→ **Given request**: Each entry below is to be duplicated verbatim.

→ **Data shown**:
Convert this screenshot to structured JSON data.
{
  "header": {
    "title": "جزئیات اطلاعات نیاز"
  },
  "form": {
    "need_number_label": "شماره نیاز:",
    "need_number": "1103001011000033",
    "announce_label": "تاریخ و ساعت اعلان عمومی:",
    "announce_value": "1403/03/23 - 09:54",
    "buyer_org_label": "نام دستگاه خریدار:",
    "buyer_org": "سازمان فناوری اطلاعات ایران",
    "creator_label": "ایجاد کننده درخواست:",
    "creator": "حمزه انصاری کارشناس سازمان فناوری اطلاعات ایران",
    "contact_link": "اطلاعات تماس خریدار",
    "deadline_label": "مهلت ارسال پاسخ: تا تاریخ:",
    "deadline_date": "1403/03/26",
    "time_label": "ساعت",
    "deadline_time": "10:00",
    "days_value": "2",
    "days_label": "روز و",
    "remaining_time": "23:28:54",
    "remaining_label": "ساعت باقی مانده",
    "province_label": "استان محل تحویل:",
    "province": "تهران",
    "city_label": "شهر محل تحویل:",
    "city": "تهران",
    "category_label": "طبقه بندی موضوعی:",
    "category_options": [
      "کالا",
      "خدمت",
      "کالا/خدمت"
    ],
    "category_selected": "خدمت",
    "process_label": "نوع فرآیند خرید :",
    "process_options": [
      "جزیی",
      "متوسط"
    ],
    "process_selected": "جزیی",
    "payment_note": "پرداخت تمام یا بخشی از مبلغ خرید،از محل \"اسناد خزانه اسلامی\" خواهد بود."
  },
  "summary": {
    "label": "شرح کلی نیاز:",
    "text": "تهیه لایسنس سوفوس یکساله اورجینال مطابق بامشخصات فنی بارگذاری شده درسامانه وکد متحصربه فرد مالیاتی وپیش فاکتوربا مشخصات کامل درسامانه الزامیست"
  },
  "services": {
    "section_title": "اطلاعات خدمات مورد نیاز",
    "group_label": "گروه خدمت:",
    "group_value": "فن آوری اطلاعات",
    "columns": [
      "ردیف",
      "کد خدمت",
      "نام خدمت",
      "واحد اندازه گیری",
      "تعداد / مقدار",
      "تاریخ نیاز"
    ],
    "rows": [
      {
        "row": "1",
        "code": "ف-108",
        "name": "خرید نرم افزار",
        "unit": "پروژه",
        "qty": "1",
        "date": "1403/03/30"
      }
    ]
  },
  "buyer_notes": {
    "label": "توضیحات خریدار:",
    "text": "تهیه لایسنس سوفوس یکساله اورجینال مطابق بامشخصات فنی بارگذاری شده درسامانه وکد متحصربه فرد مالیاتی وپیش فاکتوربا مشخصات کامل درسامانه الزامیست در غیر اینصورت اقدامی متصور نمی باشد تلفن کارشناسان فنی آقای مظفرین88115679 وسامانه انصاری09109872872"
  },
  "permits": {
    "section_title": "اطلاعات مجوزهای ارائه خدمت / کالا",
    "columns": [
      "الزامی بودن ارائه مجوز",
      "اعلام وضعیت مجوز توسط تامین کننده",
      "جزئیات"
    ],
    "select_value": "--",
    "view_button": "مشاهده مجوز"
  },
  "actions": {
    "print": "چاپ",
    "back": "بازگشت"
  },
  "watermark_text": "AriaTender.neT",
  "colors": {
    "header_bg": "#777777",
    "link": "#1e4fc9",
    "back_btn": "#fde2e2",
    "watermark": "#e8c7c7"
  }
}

→ **Exercise output**:
Convert this screenshot to structured JSON data.
{
  "header": {
    "title": "جزئیات اطلاعات نیاز"
  },
  "form": {
    "need_number_label": "شماره نیاز:",
    "need_number": "1103001011000033",
    "announce_label": "تاریخ و ساعت اعلان عمومی:",
    "announce_value": "1403/03/23 - 09:54",
    "buyer_org_label": "نام دستگاه خریدار:",
    "buyer_org": "سازمان فناوری اطلاعات ایران",
    "creator_label": "ایجاد کننده درخواست:",
    "creator": "حمزه انصاری کارشناس سازمان فناوری اطلاعات ایران",
    "contact_link": "اطلاعات تماس خریدار",
    "deadline_label": "مهلت ارسال پاسخ: تا تاریخ:",
    "deadline_date": "1403/03/26",
    "time_label": "ساعت",
    "deadline_time": "10:00",
    "days_value": "2",
    "days_label": "روز و",
    "remaining_time": "23:28:54",
    "remaining_label": "ساعت باقی مانده",
    "province_label": "استان محل تحویل:",
    "province": "تهران",
    "city_label": "شهر محل تحویل:",
    "city": "تهران",
    "category_label": "طبقه بندی موضوعی:",
    "category_options": [
      "کالا",
      "خدمت",
      "کالا/خدمت"
    ],
    "category_selected": "خدمت",
    "process_label": "نوع فرآیند خرید :",
    "process_options": [
      "جزیی",
      "متوسط"
    ],
    "process_selected": "جزیی",
    "payment_note": "پرداخت تمام یا بخشی از مبلغ خرید،از محل \"اسناد خزانه اسلامی\" خواهد بود."
  },
  "summary": {
    "label": "شرح کلی نیاز:",
    "text": "تهیه لایسنس سوفوس یکساله اورجینال مطابق بامشخصات فنی بارگذاری شده درسامانه وکد متحصربه فرد مالیاتی وپیش فاکتوربا مشخصات کامل درسامانه الزامیست"
  },
  "services": {
    "section_title": "اطلاعات خدمات مورد نیاز",
    "group_label": "گروه خدمت:",
    "group_value": "فن آوری اطلاعات",
    "columns": [
      "ردیف",
      "کد خدمت",
      "نام خدمت",
      "واحد اندازه گیری",
      "تعداد / مقدار",
      "تاریخ نیاز"
    ],
    "rows": [
      {
        "row": "1",
        "code": "ف-108",
        "name": "خرید نرم افزار",
        "unit": "پروژه",
        "qty": "1",
        "date": "1403/03/30"
      }
    ]
  },
  "buyer_notes": {
    "label": "توضیحات خریدار:",
    "text": "تهیه لایسنس سوفوس یکساله اورجینال مطابق بامشخصات فنی بارگذاری شده درسامانه وکد متحصربه فرد مالیاتی وپیش فاکتوربا مشخصات کامل درسامانه الزامیست در غیر اینصورت اقدامی متصور نمی باشد تلفن کارشناسان فنی آقای مظفرین88115679 وسامانه انصاری09109872872"
  },
  "permits": {
    "section_title": "اطلاعات مجوزهای ارائه خدمت / کالا",
    "columns": [
      "الزامی بودن ارائه مجوز",
      "اعلام وضعیت مجوز توسط تامین کننده",
      "جزئیات"
    ],
    "select_value": "--",
    "view_button": "مشاهده مجوز"
  },
  "actions": {
    "print": "چاپ",
    "back": "بازگشت"
  },
  "watermark_text": "AriaTender.neT",
  "colors": {
    "header_bg": "#777777",
    "link": "#1e4fc9",
    "back_btn": "#fde2e2",
    "watermark": "#e8c7c7"
  }
}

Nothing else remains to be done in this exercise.